§ **EXERCISE DESCRIPTION**
In the article on New Year's resolutions below, why does McGonigal say that a resolution driven by shame cannot work? Answer in one to three sentences.

I've always dreaded January 1—that designated day for setting goals and making resolutions. Sure, I know well enough to focus on positive intentions and to approach my resolutions as invitations to healthy change. But after taking a New Year's inventory of the many self-improvement projects I think I need, I usually just end up feeling deflated.
I'd like to lose weight, and I berate myself for not having already dropped some of my excess baggage. Waking up with a headache—hey, last night was New Year's Eve!—I vow to stop after just one glass of wine. Looking around my cluttered house, I commit to getting organized and to buying less stuff. That would surely help me stay on budget—but, wait, what budget? Another item for my New Year's to-do list. That and maybe I should resolve to toughen up and learn to parent my wild kid. I solemnly pledge to turn to my yoga practice to help me keep it all in balance—a reminder that I haven't unrolled my mat in weeks.
After an hour of introspection, I feel terrible. Worse than terrible: I'm overwhelmed by all the changes that should be made and disgusted with myself that another year has passed and I still haven't mustered the willpower to get control over my life. My inner mean girl is doing her thing. "Why even bother?" she asks. "You're such a mess!" Ugh.
Kelly McGonigal, PhD, has heard all this before. Most of us, she explains, are trying to browbeat ourselves toward some imaginary better future. Then we're surprised when all that inner tough love doesn't work. We feel like failures, unable to enact even the smallest or most beneficial of changes.
"The problem is that we are choosing things to focus on that we perceive we need to fix or that others think we need to fix, and we feel bad for not having already fixed them," explains McGonigal, a yoga teacher and instructor in psychology at Stanford University and the author of The Willpower Instinct. "Any resolution you make (that is) motivated by shame is a fundamental rejection of what is true right now. It cannot work."
McGonigal has made a rigorous study of the subject, reviewing hundreds of scientific studies conducted by psychologists and researchers that look at why we choose to do the things that we do (even when we know they may not be in our best interest); how conscious we are of our behavior; what motivates change; and—perhaps most important—how to make changes that will stick. In the process of her review, what became clear is that if we want to make significant change, we need a radical approach.
Train Your Brain
You may feel powerless in the face of chocolate or online shoe stores—but you're not. Willpower is something we all have, McGonigal says, even if you don't always feel it. Understanding how willpower works will help you harness and strengthen it.
"The brain has three systems it uses to engage willpower. I call them 'I will' power, 'I won't' power, and 'I want' power," McGonigal explains. "They are aspects of the prefrontal cortex, the executive center of the brain, and they are what allow us to override the more primitive desires of the midbrain, which are always motivated by immediate reward or avoidance of pain."

§ **DATA**
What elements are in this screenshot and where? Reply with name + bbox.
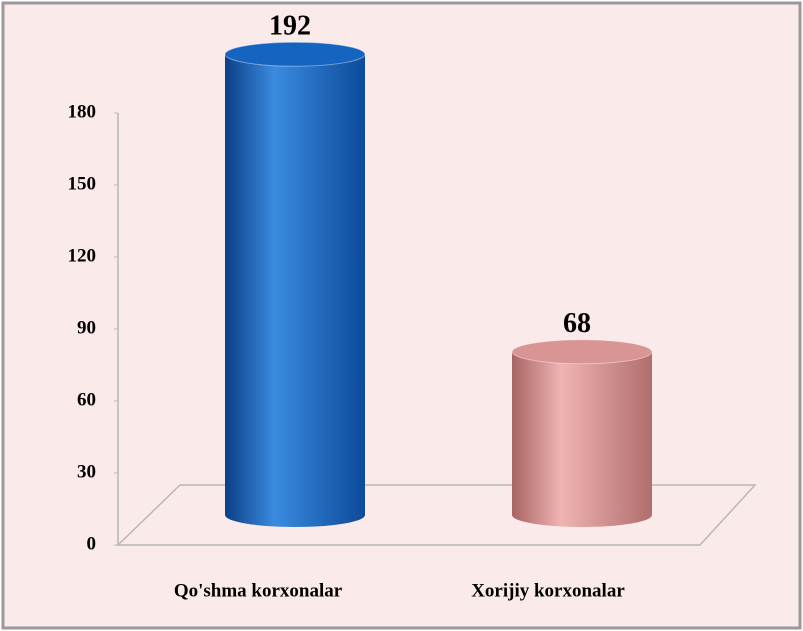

§ **EXERCISE RESULT**
McGonigal says any resolution motivated by shame is a fundamental rejection of what is true right now, so it cannot work. Such resolutions target things we perceive we need to fix, or that others think we need to fix, and we feel bad for not having already fixed them.